Stated problem
Every line from the one with "OCR this image." through the end of the records below should be restated word for word, and nothing outside that span.

******

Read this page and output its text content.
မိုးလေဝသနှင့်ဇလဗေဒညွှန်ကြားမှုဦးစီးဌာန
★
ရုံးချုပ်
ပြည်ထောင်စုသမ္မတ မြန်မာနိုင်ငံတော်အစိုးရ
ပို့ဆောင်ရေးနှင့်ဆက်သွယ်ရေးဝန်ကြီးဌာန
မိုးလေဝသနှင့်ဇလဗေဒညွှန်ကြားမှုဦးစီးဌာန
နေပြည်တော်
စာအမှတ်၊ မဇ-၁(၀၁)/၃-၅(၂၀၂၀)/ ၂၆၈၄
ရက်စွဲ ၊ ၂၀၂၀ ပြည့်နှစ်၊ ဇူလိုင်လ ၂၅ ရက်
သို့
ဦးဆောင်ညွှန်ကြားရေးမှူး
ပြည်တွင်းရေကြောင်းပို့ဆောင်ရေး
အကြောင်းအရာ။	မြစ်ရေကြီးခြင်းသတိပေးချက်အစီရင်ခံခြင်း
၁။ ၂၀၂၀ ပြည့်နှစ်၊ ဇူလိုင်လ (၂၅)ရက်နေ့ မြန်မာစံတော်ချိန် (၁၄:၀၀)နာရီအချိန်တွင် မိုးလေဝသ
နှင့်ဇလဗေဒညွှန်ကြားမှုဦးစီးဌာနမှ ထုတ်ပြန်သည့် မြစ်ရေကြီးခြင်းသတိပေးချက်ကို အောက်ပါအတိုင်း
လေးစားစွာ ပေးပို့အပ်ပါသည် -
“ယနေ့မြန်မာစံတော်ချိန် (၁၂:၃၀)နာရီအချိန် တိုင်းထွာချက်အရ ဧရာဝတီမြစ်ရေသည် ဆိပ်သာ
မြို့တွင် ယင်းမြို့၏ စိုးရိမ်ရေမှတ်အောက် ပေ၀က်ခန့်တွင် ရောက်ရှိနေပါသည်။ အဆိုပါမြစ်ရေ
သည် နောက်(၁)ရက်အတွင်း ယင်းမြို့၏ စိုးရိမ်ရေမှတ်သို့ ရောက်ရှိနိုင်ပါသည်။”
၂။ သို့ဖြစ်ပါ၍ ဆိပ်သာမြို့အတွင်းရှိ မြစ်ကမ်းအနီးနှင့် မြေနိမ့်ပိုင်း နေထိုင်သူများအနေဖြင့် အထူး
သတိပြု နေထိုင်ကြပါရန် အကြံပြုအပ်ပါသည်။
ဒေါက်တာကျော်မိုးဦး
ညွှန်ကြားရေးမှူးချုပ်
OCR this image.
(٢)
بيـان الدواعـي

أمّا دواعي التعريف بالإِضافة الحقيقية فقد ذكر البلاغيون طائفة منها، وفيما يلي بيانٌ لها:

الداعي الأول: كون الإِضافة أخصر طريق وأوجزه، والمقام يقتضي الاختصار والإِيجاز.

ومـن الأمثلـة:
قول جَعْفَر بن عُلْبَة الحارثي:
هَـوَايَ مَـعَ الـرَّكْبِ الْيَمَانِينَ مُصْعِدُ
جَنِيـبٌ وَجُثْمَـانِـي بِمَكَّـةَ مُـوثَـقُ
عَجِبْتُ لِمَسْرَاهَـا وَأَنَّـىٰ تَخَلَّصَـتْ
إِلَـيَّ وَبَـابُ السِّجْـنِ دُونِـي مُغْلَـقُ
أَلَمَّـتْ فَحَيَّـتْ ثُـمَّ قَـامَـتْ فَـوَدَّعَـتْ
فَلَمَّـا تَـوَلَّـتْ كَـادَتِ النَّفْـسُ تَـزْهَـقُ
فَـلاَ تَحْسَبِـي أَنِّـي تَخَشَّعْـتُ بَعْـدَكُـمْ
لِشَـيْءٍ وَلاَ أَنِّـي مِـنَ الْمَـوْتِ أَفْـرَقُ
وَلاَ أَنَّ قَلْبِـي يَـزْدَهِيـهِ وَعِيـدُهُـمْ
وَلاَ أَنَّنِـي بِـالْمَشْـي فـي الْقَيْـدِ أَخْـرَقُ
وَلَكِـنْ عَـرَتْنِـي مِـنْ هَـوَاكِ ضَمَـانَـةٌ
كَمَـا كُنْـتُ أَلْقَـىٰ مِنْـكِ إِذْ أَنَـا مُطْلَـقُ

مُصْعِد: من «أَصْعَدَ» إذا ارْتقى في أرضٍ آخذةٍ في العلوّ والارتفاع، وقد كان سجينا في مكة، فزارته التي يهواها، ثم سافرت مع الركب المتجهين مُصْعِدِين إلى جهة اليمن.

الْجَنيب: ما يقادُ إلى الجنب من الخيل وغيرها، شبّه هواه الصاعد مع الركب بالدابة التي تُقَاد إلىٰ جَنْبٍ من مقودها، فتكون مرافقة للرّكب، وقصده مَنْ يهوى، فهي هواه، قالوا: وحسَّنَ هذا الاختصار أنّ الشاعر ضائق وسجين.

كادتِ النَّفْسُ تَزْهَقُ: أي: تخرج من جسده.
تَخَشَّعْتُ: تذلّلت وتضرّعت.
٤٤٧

******

Worked answer
OCR this image.
(٢)
بيـان الدواعـي

أمّا دواعي التعريف بالإِضافة الحقيقية فقد ذكر البلاغيون طائفة منها، وفيما يلي بيانٌ لها:

الداعي الأول: كون الإِضافة أخصر طريق وأوجزه، والمقام يقتضي الاختصار والإِيجاز.

ومـن الأمثلـة:
قول جَعْفَر بن عُلْبَة الحارثي:
هَـوَايَ مَـعَ الـرَّكْبِ الْيَمَانِينَ مُصْعِدُ
جَنِيـبٌ وَجُثْمَـانِـي بِمَكَّـةَ مُـوثَـقُ
عَجِبْتُ لِمَسْرَاهَـا وَأَنَّـىٰ تَخَلَّصَـتْ
إِلَـيَّ وَبَـابُ السِّجْـنِ دُونِـي مُغْلَـقُ
أَلَمَّـتْ فَحَيَّـتْ ثُـمَّ قَـامَـتْ فَـوَدَّعَـتْ
فَلَمَّـا تَـوَلَّـتْ كَـادَتِ النَّفْـسُ تَـزْهَـقُ
فَـلاَ تَحْسَبِـي أَنِّـي تَخَشَّعْـتُ بَعْـدَكُـمْ
لِشَـيْءٍ وَلاَ أَنِّـي مِـنَ الْمَـوْتِ أَفْـرَقُ
وَلاَ أَنَّ قَلْبِـي يَـزْدَهِيـهِ وَعِيـدُهُـمْ
وَلاَ أَنَّنِـي بِـالْمَشْـي فـي الْقَيْـدِ أَخْـرَقُ
وَلَكِـنْ عَـرَتْنِـي مِـنْ هَـوَاكِ ضَمَـانَـةٌ
كَمَـا كُنْـتُ أَلْقَـىٰ مِنْـكِ إِذْ أَنَـا مُطْلَـقُ

مُصْعِد: من «أَصْعَدَ» إذا ارْتقى في أرضٍ آخذةٍ في العلوّ والارتفاع، وقد كان سجينا في مكة، فزارته التي يهواها، ثم سافرت مع الركب المتجهين مُصْعِدِين إلى جهة اليمن.

الْجَنيب: ما يقادُ إلى الجنب من الخيل وغيرها، شبّه هواه الصاعد مع الركب بالدابة التي تُقَاد إلىٰ جَنْبٍ من مقودها، فتكون مرافقة للرّكب، وقصده مَنْ يهوى، فهي هواه، قالوا: وحسَّنَ هذا الاختصار أنّ الشاعر ضائق وسجين.

كادتِ النَّفْسُ تَزْهَقُ: أي: تخرج من جسده.
تَخَشَّعْتُ: تذلّلت وتضرّعت.
٤٤٧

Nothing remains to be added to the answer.